── RECORDS TO USE

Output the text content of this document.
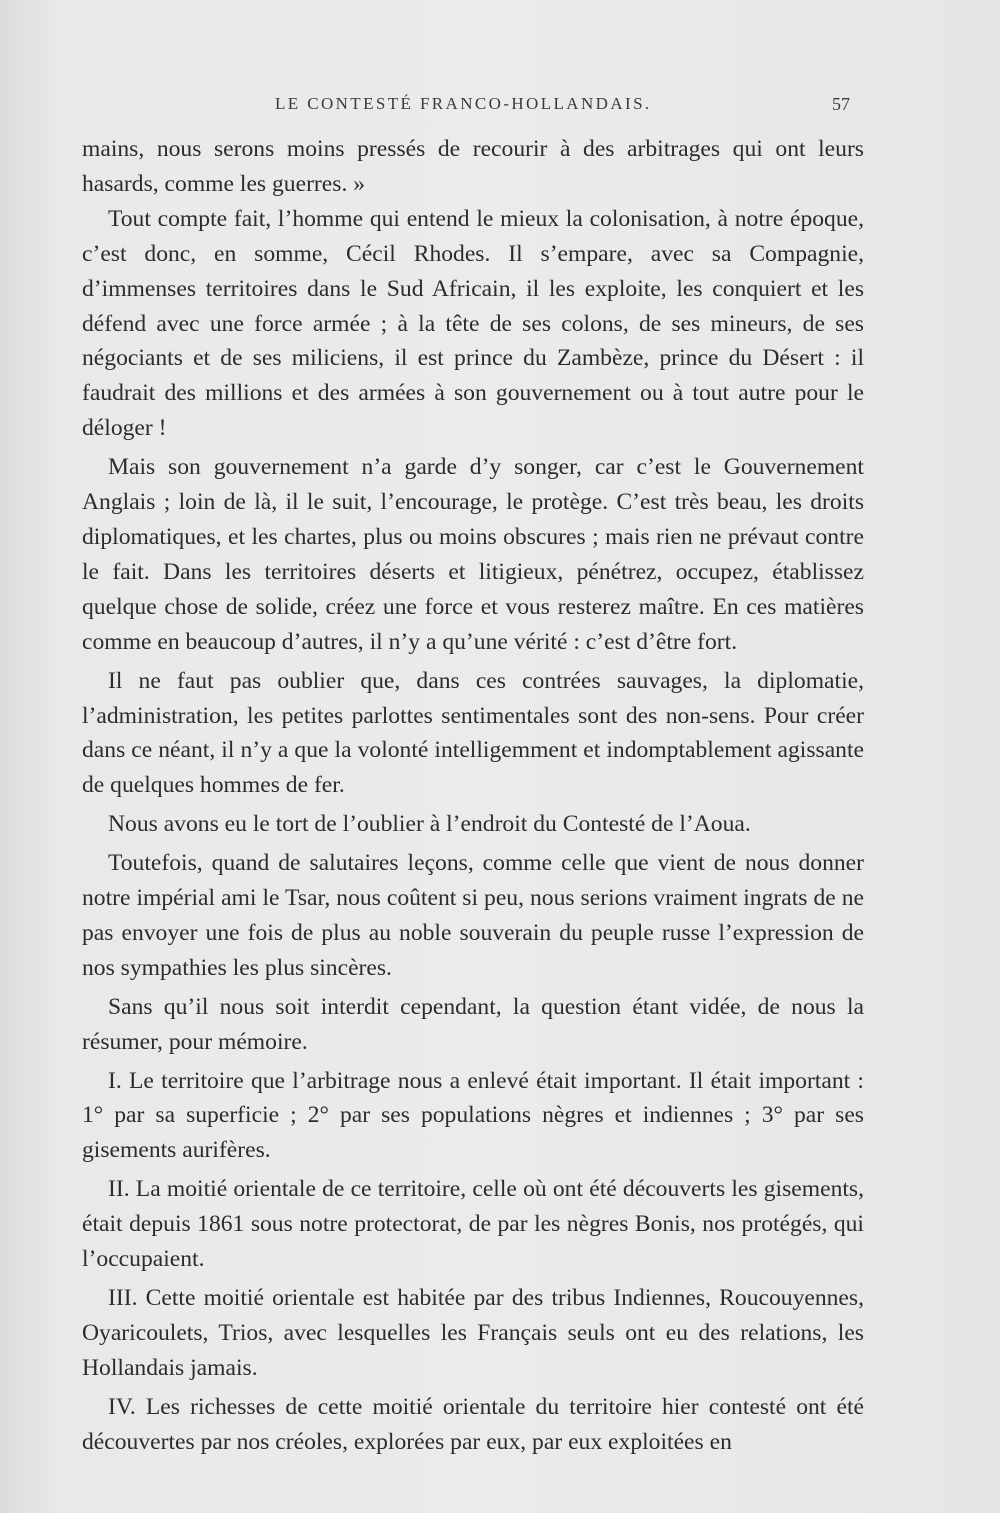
LE CONTESTÉ FRANCO-HOLLANDAIS.	57

mains, nous serons moins pressés de recourir à des arbitrages qui ont leurs hasards, comme les guerres. »

Tout compte fait, l’homme qui entend le mieux la colonisation, à notre époque, c’est donc, en somme, Cécil Rhodes. Il s’empare, avec sa Compagnie, d’immenses territoires dans le Sud Africain, il les exploite, les conquiert et les défend avec une force armée ; à la tête de ses colons, de ses mineurs, de ses négociants et de ses miliciens, il est prince du Zambèze, prince du Désert : il faudrait des millions et des armées à son gouvernement ou à tout autre pour le déloger !

Mais son gouvernement n’a garde d’y songer, car c’est le Gouvernement Anglais ; loin de là, il le suit, l’encourage, le protège. C’est très beau, les droits diplomatiques, et les chartes, plus ou moins obscures ; mais rien ne prévaut contre le fait. Dans les territoires déserts et litigieux, pénétrez, occupez, établissez quelque chose de solide, créez une force et vous resterez maître. En ces matières comme en beaucoup d’autres, il n’y a qu’une vérité : c’est d’être fort.

Il ne faut pas oublier que, dans ces contrées sauvages, la diplomatie, l’administration, les petites parlottes sentimentales sont des non-sens. Pour créer dans ce néant, il n’y a que la volonté intelligemment et indomptablement agissante de quelques hommes de fer.

Nous avons eu le tort de l’oublier à l’endroit du Contesté de l’Aoua.

Toutefois, quand de salutaires leçons, comme celle que vient de nous donner notre impérial ami le Tsar, nous coûtent si peu, nous serions vraiment ingrats de ne pas envoyer une fois de plus au noble souverain du peuple russe l’expression de nos sympathies les plus sincères.

Sans qu’il nous soit interdit cependant, la question étant vidée, de nous la résumer, pour mémoire.

I. Le territoire que l’arbitrage nous a enlevé était important. Il était important : 1° par sa superficie ; 2° par ses populations nègres et indiennes ; 3° par ses gisements aurifères.

II. La moitié orientale de ce territoire, celle où ont été découverts les gisements, était depuis 1861 sous notre protectorat, de par les nègres Bonis, nos protégés, qui l’occupaient.

III. Cette moitié orientale est habitée par des tribus Indiennes, Roucouyennes, Oyaricoulets, Trios, avec lesquelles les Français seuls ont eu des relations, les Hollandais jamais.

IV. Les richesses de cette moitié orientale du territoire hier contesté ont été découvertes par nos créoles, explorées par eux, par eux exploitées en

────

Output each line exactly; omit every picture.

Output the text content of this document.
LE CONTESTÉ FRANCO-HOLLANDAIS.	57

mains, nous serons moins pressés de recourir à des arbitrages qui ont leurs hasards, comme les guerres. »

Tout compte fait, l’homme qui entend le mieux la colonisation, à notre époque, c’est donc, en somme, Cécil Rhodes. Il s’empare, avec sa Compagnie, d’immenses territoires dans le Sud Africain, il les exploite, les conquiert et les défend avec une force armée ; à la tête de ses colons, de ses mineurs, de ses négociants et de ses miliciens, il est prince du Zambèze, prince du Désert : il faudrait des millions et des armées à son gouvernement ou à tout autre pour le déloger !

Mais son gouvernement n’a garde d’y songer, car c’est le Gouvernement Anglais ; loin de là, il le suit, l’encourage, le protège. C’est très beau, les droits diplomatiques, et les chartes, plus ou moins obscures ; mais rien ne prévaut contre le fait. Dans les territoires déserts et litigieux, pénétrez, occupez, établissez quelque chose de solide, créez une force et vous resterez maître. En ces matières comme en beaucoup d’autres, il n’y a qu’une vérité : c’est d’être fort.

Il ne faut pas oublier que, dans ces contrées sauvages, la diplomatie, l’administration, les petites parlottes sentimentales sont des non-sens. Pour créer dans ce néant, il n’y a que la volonté intelligemment et indomptablement agissante de quelques hommes de fer.

Nous avons eu le tort de l’oublier à l’endroit du Contesté de l’Aoua.

Toutefois, quand de salutaires leçons, comme celle que vient de nous donner notre impérial ami le Tsar, nous coûtent si peu, nous serions vraiment ingrats de ne pas envoyer une fois de plus au noble souverain du peuple russe l’expression de nos sympathies les plus sincères.

Sans qu’il nous soit interdit cependant, la question étant vidée, de nous la résumer, pour mémoire.

I. Le territoire que l’arbitrage nous a enlevé était important. Il était important : 1° par sa superficie ; 2° par ses populations nègres et indiennes ; 3° par ses gisements aurifères.

II. La moitié orientale de ce territoire, celle où ont été découverts les gisements, était depuis 1861 sous notre protectorat, de par les nègres Bonis, nos protégés, qui l’occupaient.

III. Cette moitié orientale est habitée par des tribus Indiennes, Roucouyennes, Oyaricoulets, Trios, avec lesquelles les Français seuls ont eu des relations, les Hollandais jamais.

IV. Les richesses de cette moitié orientale du territoire hier contesté ont été découvertes par nos créoles, explorées par eux, par eux exploitées en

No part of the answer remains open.